Directions for this task -
Restate the data below word for word. Skip any images it contains.

+++ Records supplied +++

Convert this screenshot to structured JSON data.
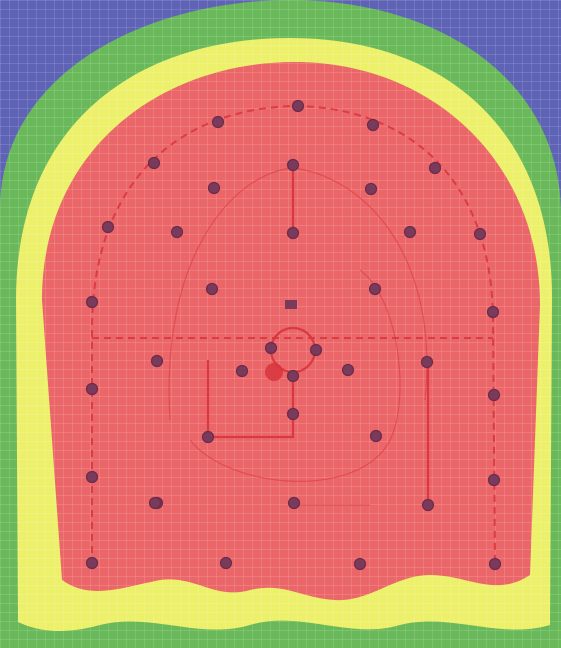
{
  "zones": [
    {
      "name": "outer-zone",
      "color": "#5e63b5"
    },
    {
      "name": "green-zone",
      "color": "#69b85a"
    },
    {
      "name": "yellow-zone",
      "color": "#edf06b"
    },
    {
      "name": "red-zone",
      "color": "#eb6668"
    }
  ],
  "grid_color": "#ffffff",
  "hole_color": "#7a3a5c",
  "guide_color": "#d8343d",
  "hole_count": 42
}
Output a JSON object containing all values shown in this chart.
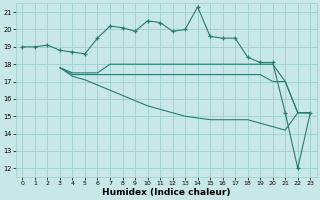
{
  "xlabel": "Humidex (Indice chaleur)",
  "xlim": [
    -0.5,
    23.5
  ],
  "ylim": [
    11.5,
    21.5
  ],
  "yticks": [
    12,
    13,
    14,
    15,
    16,
    17,
    18,
    19,
    20,
    21
  ],
  "xticks": [
    0,
    1,
    2,
    3,
    4,
    5,
    6,
    7,
    8,
    9,
    10,
    11,
    12,
    13,
    14,
    15,
    16,
    17,
    18,
    19,
    20,
    21,
    22,
    23
  ],
  "background_color": "#c8e8e8",
  "grid_color": "#9ecece",
  "line_color": "#2a7a70",
  "series": [
    {
      "x": [
        0,
        1,
        2,
        3,
        4,
        5,
        6,
        7,
        8,
        9,
        10,
        11,
        12,
        13,
        14,
        15,
        16,
        17,
        18,
        19,
        20,
        21,
        22,
        23
      ],
      "y": [
        19.0,
        19.0,
        19.1,
        18.8,
        18.7,
        18.6,
        19.5,
        20.2,
        20.1,
        19.9,
        20.5,
        20.4,
        19.9,
        20.0,
        21.3,
        19.6,
        19.5,
        19.5,
        18.4,
        18.1,
        18.1,
        15.2,
        12.0,
        15.2
      ],
      "has_markers": true
    },
    {
      "x": [
        3,
        4,
        5,
        6,
        7,
        8,
        9,
        10,
        11,
        12,
        13,
        14,
        15,
        16,
        17,
        18,
        19,
        20,
        21,
        22,
        23
      ],
      "y": [
        17.8,
        17.5,
        17.5,
        17.5,
        18.0,
        18.0,
        18.0,
        18.0,
        18.0,
        18.0,
        18.0,
        18.0,
        18.0,
        18.0,
        18.0,
        18.0,
        18.0,
        18.0,
        17.0,
        15.2,
        15.2
      ],
      "has_markers": false
    },
    {
      "x": [
        3,
        4,
        5,
        6,
        7,
        8,
        9,
        10,
        11,
        12,
        13,
        14,
        15,
        16,
        17,
        18,
        19,
        20,
        21,
        22,
        23
      ],
      "y": [
        17.8,
        17.4,
        17.4,
        17.4,
        17.4,
        17.4,
        17.4,
        17.4,
        17.4,
        17.4,
        17.4,
        17.4,
        17.4,
        17.4,
        17.4,
        17.4,
        17.4,
        17.0,
        17.0,
        15.2,
        15.2
      ],
      "has_markers": false
    },
    {
      "x": [
        3,
        4,
        5,
        6,
        7,
        8,
        9,
        10,
        11,
        12,
        13,
        14,
        15,
        16,
        17,
        18,
        19,
        20,
        21,
        22,
        23
      ],
      "y": [
        17.8,
        17.3,
        17.1,
        16.8,
        16.5,
        16.2,
        15.9,
        15.6,
        15.4,
        15.2,
        15.0,
        14.9,
        14.8,
        14.8,
        14.8,
        14.8,
        14.6,
        14.4,
        14.2,
        15.2,
        15.2
      ],
      "has_markers": false
    }
  ]
}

+++

Exercise response -
Convert this screenshot to structured JSON data.
{
  "zones": [
    {
      "name": "outer-zone",
      "color": "#5e63b5"
    },
    {
      "name": "green-zone",
      "color": "#69b85a"
    },
    {
      "name": "yellow-zone",
      "color": "#edf06b"
    },
    {
      "name": "red-zone",
      "color": "#eb6668"
    }
  ],
  "grid_color": "#ffffff",
  "hole_color": "#7a3a5c",
  "guide_color": "#d8343d",
  "hole_count": 42
}
Output a JSON object containing all values shown in this chart.
{
  "xlabel": "Humidex (Indice chaleur)",
  "xlim": [
    -0.5,
    23.5
  ],
  "ylim": [
    11.5,
    21.5
  ],
  "yticks": [
    12,
    13,
    14,
    15,
    16,
    17,
    18,
    19,
    20,
    21
  ],
  "xticks": [
    0,
    1,
    2,
    3,
    4,
    5,
    6,
    7,
    8,
    9,
    10,
    11,
    12,
    13,
    14,
    15,
    16,
    17,
    18,
    19,
    20,
    21,
    22,
    23
  ],
  "background_color": "#c8e8e8",
  "grid_color": "#9ecece",
  "line_color": "#2a7a70",
  "series": [
    {
      "x": [
        0,
        1,
        2,
        3,
        4,
        5,
        6,
        7,
        8,
        9,
        10,
        11,
        12,
        13,
        14,
        15,
        16,
        17,
        18,
        19,
        20,
        21,
        22,
        23
      ],
      "y": [
        19.0,
        19.0,
        19.1,
        18.8,
        18.7,
        18.6,
        19.5,
        20.2,
        20.1,
        19.9,
        20.5,
        20.4,
        19.9,
        20.0,
        21.3,
        19.6,
        19.5,
        19.5,
        18.4,
        18.1,
        18.1,
        15.2,
        12.0,
        15.2
      ],
      "has_markers": true
    },
    {
      "x": [
        3,
        4,
        5,
        6,
        7,
        8,
        9,
        10,
        11,
        12,
        13,
        14,
        15,
        16,
        17,
        18,
        19,
        20,
        21,
        22,
        23
      ],
      "y": [
        17.8,
        17.5,
        17.5,
        17.5,
        18.0,
        18.0,
        18.0,
        18.0,
        18.0,
        18.0,
        18.0,
        18.0,
        18.0,
        18.0,
        18.0,
        18.0,
        18.0,
        18.0,
        17.0,
        15.2,
        15.2
      ],
      "has_markers": false
    },
    {
      "x": [
        3,
        4,
        5,
        6,
        7,
        8,
        9,
        10,
        11,
        12,
        13,
        14,
        15,
        16,
        17,
        18,
        19,
        20,
        21,
        22,
        23
      ],
      "y": [
        17.8,
        17.4,
        17.4,
        17.4,
        17.4,
        17.4,
        17.4,
        17.4,
        17.4,
        17.4,
        17.4,
        17.4,
        17.4,
        17.4,
        17.4,
        17.4,
        17.4,
        17.0,
        17.0,
        15.2,
        15.2
      ],
      "has_markers": false
    },
    {
      "x": [
        3,
        4,
        5,
        6,
        7,
        8,
        9,
        10,
        11,
        12,
        13,
        14,
        15,
        16,
        17,
        18,
        19,
        20,
        21,
        22,
        23
      ],
      "y": [
        17.8,
        17.3,
        17.1,
        16.8,
        16.5,
        16.2,
        15.9,
        15.6,
        15.4,
        15.2,
        15.0,
        14.9,
        14.8,
        14.8,
        14.8,
        14.8,
        14.6,
        14.4,
        14.2,
        15.2,
        15.2
      ],
      "has_markers": false
    }
  ]
}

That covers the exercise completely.